==== PROVIDED INFORMATION
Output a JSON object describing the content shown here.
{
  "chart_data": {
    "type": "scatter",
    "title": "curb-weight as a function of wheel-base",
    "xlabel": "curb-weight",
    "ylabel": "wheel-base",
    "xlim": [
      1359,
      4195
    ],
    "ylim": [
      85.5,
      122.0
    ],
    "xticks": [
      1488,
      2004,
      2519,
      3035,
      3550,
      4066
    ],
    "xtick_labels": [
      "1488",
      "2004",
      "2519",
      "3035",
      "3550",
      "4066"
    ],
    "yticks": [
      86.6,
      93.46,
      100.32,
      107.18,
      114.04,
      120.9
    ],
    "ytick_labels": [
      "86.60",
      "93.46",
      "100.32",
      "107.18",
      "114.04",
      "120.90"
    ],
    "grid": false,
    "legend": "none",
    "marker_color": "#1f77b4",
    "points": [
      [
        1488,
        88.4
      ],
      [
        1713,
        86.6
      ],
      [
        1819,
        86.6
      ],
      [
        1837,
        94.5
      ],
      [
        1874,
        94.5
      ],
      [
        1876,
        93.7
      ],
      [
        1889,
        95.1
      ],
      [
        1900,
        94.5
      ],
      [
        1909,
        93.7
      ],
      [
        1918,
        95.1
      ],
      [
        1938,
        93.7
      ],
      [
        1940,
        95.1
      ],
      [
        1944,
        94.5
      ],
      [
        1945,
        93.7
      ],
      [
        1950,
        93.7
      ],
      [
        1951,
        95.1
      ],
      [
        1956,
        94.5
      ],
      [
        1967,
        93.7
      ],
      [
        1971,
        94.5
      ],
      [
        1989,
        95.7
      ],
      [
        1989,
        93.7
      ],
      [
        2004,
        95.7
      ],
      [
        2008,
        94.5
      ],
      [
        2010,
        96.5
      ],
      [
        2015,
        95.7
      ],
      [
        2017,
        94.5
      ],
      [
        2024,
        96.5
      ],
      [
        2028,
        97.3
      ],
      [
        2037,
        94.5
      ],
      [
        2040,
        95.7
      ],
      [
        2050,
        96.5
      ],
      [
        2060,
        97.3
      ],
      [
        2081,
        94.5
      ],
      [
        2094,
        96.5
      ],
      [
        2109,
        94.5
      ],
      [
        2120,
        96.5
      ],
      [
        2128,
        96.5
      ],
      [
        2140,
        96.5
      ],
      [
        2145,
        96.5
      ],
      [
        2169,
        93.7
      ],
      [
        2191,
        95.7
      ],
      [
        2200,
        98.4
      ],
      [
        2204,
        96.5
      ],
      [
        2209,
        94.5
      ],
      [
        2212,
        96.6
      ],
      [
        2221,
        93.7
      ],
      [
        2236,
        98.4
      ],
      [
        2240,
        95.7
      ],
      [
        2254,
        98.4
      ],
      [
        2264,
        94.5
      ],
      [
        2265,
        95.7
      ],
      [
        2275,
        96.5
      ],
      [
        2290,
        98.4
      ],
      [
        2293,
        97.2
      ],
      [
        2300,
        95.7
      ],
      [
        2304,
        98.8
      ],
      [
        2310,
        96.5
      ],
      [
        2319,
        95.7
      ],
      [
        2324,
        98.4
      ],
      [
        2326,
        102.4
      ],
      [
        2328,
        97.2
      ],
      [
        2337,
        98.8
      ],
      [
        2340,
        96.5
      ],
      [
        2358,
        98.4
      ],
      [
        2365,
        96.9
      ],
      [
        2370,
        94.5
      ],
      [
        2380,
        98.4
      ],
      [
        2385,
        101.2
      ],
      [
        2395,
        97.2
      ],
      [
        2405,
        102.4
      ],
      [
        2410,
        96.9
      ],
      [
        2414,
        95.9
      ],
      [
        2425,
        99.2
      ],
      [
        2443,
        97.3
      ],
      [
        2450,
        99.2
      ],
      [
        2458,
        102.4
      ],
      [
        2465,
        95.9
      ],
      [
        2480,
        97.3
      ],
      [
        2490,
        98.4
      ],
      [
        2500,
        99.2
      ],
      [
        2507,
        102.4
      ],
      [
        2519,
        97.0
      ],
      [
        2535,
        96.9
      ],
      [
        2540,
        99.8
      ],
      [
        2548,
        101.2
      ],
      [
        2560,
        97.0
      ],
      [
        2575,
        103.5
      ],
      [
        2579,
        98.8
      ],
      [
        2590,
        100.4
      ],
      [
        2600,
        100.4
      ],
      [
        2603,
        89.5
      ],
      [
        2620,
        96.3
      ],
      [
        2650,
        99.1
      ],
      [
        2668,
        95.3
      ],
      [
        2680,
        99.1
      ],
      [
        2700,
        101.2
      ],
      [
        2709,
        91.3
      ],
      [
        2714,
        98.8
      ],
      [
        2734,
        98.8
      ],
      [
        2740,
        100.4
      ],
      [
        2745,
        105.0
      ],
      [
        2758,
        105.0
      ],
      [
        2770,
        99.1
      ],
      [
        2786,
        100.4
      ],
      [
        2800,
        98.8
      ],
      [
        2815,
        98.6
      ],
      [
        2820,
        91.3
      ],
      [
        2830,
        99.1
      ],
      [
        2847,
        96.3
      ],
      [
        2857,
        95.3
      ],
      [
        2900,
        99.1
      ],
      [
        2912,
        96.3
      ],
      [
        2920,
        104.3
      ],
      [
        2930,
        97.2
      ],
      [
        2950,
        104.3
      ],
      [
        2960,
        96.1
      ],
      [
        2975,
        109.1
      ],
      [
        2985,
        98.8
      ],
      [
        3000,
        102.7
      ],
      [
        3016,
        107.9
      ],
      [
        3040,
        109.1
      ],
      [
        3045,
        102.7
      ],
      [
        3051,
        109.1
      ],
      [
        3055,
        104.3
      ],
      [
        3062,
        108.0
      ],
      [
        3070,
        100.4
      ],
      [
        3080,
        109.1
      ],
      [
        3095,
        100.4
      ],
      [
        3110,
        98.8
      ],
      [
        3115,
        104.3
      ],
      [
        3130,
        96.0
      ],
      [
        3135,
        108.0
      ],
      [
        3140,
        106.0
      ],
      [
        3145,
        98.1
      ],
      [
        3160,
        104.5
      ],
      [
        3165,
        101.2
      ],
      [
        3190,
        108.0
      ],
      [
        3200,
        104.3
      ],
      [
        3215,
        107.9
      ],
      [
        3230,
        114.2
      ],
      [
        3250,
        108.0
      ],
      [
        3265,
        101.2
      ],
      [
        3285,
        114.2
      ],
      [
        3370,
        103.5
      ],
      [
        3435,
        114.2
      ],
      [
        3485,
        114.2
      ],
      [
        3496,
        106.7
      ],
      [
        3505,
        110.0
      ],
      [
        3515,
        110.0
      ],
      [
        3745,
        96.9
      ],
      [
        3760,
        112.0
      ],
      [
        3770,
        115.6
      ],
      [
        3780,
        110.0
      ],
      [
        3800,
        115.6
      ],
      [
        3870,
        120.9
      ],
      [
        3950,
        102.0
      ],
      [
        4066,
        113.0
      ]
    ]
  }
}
========
### WHAT YOU NEED TO DO
Report how many lines of the entries hold the word "base". Nothing else is needed.

### COMPLETED TASK
2